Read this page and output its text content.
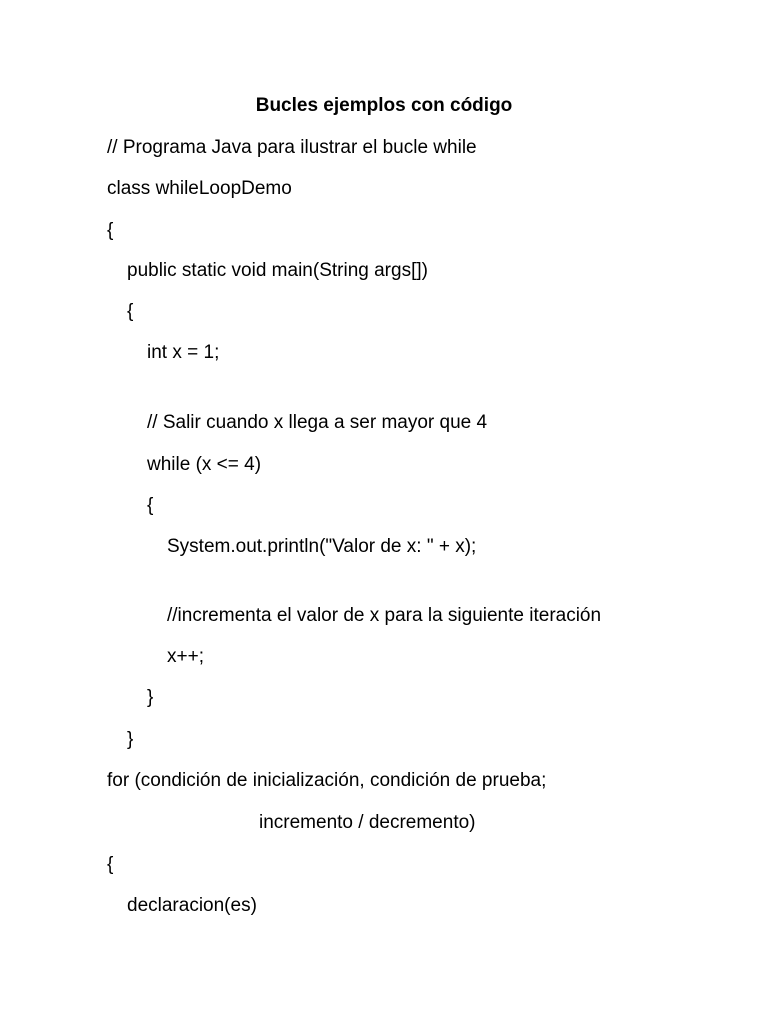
Bucles ejemplos con código
// Programa Java para ilustrar el bucle while
class whileLoopDemo
{
public static void main(String args[])
{
int x = 1;
// Salir cuando x llega a ser mayor que 4
while (x <= 4)
{
System.out.println("Valor de x: " + x);
//incrementa el valor de x para la siguiente iteración
x++;
}
}
for (condición de inicialización, condición de prueba;
incremento / decremento)
{
declaracion(es)
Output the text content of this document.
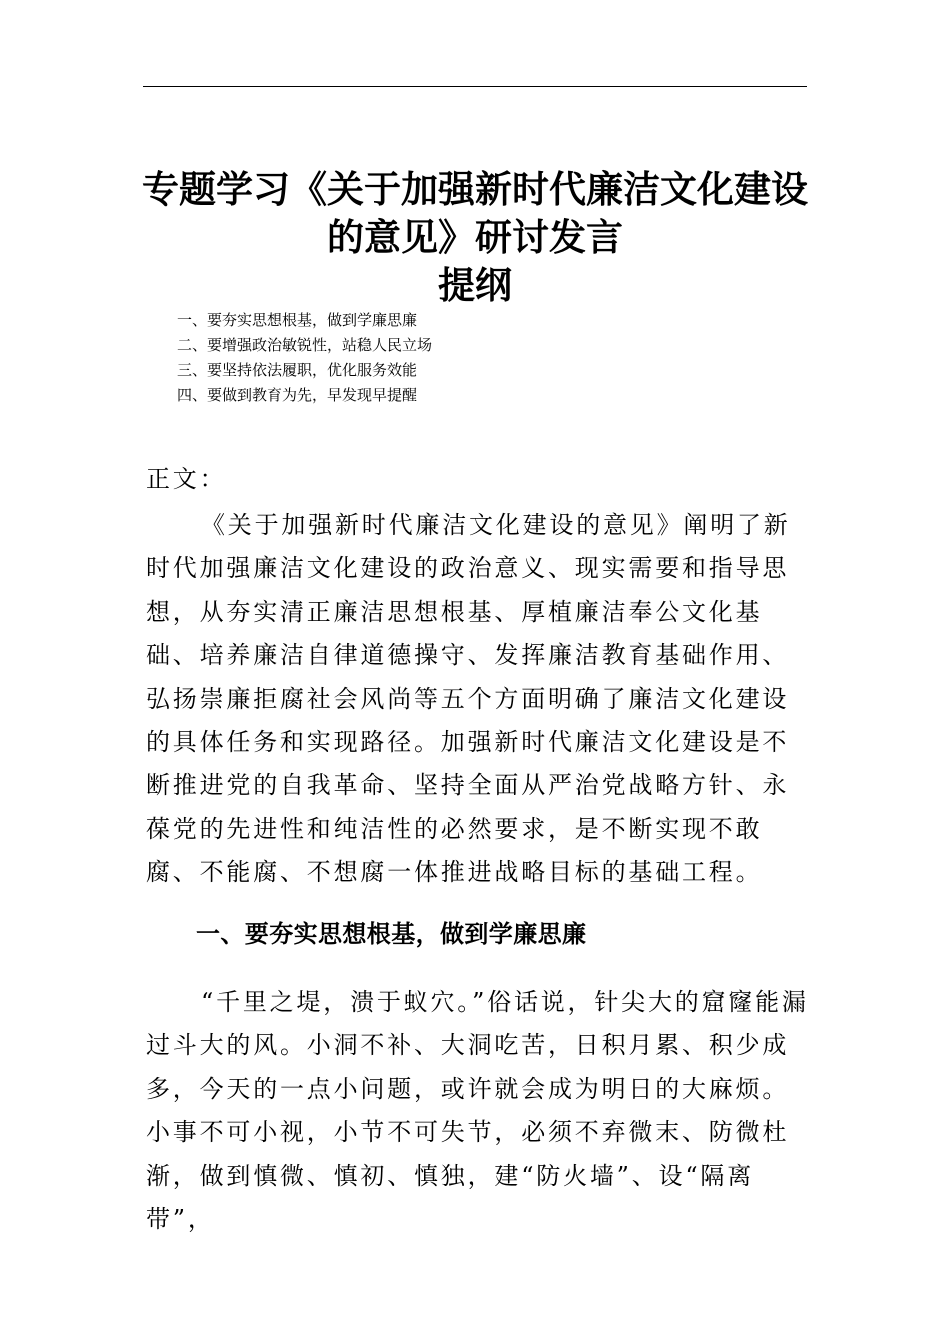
专题学习《关于加强新时代廉洁文化建设
的意见》研讨发言
提纲
一、要夯实思想根基，做到学廉思廉
二、要增强政治敏锐性，站稳人民立场
三、要坚持依法履职，优化服务效能
四、要做到教育为先，早发现早提醒

正文：

《关于加强新时代廉洁文化建设的意见》阐明了新时代加强廉洁文化建设的政治意义、现实需要和指导思想，从夯实清正廉洁思想根基、厚植廉洁奉公文化基础、培养廉洁自律道德操守、发挥廉洁教育基础作用、弘扬崇廉拒腐社会风尚等五个方面明确了廉洁文化建设的具体任务和实现路径。加强新时代廉洁文化建设是不断推进党的自我革命、坚持全面从严治党战略方针、永葆党的先进性和纯洁性的必然要求，是不断实现不敢腐、不能腐、不想腐一体推进战略目标的基础工程。

一、要夯实思想根基，做到学廉思廉

“千里之堤，溃于蚁穴。”俗话说，针尖大的窟窿能漏过斗大的风。小洞不补、大洞吃苦，日积月累、积少成多，今天的一点小问题，或许就会成为明日的大麻烦。小事不可小视，小节不可失节，必须不弃微末、防微杜渐，做到慎微、慎初、慎独，建“防火墙”、设“隔离带”，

--*--

- Instructions to follow -
Looking at the records above, report how many lines contain the word "text". Answer with the number only.

- Answer for this exercise -
2